--- Information given ---
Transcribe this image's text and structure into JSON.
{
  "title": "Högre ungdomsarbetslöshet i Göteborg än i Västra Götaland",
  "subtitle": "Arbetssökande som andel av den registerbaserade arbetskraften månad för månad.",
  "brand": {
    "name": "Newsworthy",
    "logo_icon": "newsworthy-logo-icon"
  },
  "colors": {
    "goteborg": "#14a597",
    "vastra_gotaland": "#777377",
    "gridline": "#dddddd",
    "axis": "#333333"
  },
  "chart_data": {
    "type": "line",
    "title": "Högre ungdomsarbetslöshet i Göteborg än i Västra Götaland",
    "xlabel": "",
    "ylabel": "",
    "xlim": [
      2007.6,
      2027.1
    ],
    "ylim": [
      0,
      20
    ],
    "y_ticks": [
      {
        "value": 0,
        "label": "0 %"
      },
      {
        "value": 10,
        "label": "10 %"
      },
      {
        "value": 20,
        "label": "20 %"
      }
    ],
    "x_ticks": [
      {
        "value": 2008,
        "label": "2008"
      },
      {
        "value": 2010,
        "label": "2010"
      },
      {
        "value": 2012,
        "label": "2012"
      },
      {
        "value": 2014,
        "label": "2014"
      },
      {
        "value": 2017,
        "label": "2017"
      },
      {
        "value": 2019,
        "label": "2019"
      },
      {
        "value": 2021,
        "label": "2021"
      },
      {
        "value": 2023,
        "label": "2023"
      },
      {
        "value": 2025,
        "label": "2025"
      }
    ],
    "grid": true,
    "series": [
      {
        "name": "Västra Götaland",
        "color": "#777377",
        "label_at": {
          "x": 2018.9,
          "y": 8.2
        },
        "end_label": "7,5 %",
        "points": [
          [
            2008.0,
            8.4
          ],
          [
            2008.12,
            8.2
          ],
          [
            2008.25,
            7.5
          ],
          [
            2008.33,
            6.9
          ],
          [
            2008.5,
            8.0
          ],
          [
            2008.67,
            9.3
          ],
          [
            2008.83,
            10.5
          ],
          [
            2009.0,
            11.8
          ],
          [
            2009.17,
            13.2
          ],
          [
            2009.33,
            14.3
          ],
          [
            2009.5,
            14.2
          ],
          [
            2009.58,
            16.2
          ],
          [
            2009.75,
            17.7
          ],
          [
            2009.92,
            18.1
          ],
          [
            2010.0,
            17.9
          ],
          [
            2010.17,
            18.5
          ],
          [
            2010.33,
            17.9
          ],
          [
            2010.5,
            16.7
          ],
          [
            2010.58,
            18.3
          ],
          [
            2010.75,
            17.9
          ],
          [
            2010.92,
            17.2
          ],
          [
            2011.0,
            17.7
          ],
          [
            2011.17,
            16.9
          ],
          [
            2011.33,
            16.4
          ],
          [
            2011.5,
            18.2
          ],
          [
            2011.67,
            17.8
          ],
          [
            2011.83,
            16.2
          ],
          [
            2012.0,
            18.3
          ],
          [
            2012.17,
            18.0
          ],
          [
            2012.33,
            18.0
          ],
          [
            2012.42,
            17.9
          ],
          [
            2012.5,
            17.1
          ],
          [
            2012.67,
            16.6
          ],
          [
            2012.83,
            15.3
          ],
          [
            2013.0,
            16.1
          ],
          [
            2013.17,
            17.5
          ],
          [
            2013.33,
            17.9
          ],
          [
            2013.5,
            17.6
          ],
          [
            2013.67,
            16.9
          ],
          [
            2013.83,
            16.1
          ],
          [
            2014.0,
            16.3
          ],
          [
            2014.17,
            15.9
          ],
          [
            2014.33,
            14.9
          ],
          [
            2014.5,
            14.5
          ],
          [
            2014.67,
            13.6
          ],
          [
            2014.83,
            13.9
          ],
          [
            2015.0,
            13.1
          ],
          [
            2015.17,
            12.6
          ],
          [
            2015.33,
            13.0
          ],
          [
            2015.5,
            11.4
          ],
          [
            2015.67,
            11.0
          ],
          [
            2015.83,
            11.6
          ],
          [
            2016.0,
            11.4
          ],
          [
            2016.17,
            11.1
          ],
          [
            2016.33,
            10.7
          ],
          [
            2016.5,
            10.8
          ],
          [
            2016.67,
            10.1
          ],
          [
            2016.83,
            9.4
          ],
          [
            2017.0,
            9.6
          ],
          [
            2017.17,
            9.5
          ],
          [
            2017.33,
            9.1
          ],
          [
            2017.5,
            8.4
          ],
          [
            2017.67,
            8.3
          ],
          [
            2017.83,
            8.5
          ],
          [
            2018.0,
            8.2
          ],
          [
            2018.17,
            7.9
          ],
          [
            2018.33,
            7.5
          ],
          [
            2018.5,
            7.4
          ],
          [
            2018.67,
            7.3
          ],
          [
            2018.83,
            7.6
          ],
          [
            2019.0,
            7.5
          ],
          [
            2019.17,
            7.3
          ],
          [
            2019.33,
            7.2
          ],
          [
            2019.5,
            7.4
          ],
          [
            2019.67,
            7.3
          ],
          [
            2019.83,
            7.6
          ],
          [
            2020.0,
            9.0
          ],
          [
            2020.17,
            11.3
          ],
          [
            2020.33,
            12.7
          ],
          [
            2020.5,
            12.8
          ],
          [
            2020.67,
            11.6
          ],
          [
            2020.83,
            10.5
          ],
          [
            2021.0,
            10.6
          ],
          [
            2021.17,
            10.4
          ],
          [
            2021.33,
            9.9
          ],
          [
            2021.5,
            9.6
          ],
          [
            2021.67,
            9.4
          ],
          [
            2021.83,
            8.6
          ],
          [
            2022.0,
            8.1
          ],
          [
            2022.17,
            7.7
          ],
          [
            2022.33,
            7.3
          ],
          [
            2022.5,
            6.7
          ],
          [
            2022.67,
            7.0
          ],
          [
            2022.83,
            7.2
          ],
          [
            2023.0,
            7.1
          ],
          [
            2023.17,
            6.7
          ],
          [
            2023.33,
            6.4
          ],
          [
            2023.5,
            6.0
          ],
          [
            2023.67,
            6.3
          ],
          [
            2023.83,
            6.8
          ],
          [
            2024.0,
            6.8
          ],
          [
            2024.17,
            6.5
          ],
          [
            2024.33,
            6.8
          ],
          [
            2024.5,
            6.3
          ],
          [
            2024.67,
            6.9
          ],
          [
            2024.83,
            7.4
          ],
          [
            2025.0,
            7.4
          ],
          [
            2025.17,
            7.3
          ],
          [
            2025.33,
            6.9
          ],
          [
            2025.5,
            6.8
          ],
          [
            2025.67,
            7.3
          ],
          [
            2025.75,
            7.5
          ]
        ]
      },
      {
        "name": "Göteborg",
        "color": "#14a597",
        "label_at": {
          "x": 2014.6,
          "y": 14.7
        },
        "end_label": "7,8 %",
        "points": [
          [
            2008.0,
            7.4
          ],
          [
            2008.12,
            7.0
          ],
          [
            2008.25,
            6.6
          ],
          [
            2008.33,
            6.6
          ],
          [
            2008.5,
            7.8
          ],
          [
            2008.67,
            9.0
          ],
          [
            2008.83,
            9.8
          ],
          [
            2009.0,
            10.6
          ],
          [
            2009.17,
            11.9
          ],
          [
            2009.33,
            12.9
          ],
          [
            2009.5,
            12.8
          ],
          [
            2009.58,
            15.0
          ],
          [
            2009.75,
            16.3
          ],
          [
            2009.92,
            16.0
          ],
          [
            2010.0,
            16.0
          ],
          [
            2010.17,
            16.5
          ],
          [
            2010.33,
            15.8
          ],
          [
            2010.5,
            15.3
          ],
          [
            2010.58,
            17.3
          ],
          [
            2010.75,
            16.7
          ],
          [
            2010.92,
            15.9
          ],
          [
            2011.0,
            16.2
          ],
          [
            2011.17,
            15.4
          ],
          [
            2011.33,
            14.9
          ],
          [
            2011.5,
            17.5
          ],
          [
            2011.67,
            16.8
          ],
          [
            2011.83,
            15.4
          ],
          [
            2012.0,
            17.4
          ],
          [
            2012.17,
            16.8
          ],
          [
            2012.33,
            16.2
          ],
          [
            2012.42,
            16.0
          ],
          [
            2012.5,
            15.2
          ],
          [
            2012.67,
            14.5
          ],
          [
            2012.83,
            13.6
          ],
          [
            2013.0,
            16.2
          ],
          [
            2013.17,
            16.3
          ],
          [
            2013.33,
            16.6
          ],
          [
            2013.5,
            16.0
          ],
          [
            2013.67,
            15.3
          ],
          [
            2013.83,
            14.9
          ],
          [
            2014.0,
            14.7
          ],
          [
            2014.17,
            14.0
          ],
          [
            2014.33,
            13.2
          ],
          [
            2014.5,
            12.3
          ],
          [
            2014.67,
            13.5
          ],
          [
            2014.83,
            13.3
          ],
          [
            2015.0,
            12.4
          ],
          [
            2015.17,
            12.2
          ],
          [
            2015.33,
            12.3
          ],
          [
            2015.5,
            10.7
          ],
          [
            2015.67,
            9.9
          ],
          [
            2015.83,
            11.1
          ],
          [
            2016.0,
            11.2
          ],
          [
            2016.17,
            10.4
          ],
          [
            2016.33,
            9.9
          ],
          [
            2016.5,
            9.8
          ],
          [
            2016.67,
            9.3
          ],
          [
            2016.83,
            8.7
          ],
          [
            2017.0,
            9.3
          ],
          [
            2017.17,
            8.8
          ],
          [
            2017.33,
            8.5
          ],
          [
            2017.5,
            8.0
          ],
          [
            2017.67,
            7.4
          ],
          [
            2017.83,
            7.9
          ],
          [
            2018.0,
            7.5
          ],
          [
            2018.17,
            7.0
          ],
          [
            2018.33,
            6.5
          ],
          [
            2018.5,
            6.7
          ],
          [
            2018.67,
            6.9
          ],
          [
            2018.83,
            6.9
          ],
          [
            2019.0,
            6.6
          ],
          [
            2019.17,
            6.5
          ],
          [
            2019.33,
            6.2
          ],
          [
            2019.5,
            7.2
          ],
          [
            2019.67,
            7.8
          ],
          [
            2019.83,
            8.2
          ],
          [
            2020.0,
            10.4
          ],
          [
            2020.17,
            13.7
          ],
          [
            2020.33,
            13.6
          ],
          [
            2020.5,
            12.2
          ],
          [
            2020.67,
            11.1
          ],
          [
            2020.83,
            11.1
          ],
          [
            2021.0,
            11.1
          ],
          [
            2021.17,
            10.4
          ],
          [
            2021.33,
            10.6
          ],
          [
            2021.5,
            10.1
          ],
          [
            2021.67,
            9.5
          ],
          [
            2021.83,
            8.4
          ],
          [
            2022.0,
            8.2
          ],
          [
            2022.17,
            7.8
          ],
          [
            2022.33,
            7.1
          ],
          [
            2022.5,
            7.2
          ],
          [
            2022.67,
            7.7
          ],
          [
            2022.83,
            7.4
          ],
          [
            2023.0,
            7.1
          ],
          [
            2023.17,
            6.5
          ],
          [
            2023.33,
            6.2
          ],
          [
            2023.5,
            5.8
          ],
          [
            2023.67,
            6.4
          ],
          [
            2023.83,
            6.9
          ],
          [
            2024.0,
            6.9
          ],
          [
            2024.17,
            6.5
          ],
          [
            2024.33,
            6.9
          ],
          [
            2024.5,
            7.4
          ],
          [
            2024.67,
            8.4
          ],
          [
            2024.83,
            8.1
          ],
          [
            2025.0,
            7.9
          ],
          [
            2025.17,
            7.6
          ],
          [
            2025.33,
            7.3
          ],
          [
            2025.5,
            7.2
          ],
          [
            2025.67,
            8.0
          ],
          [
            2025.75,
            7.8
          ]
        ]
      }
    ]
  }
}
---
* Prompt
Find each line holding "ungdomsarbetslöshet". Copy it out.

* Final result
  "title": "Högre ungdomsarbetslöshet i Göteborg än i Västra Götaland",
    "title": "Högre ungdomsarbetslöshet i Göteborg än i Västra Götaland",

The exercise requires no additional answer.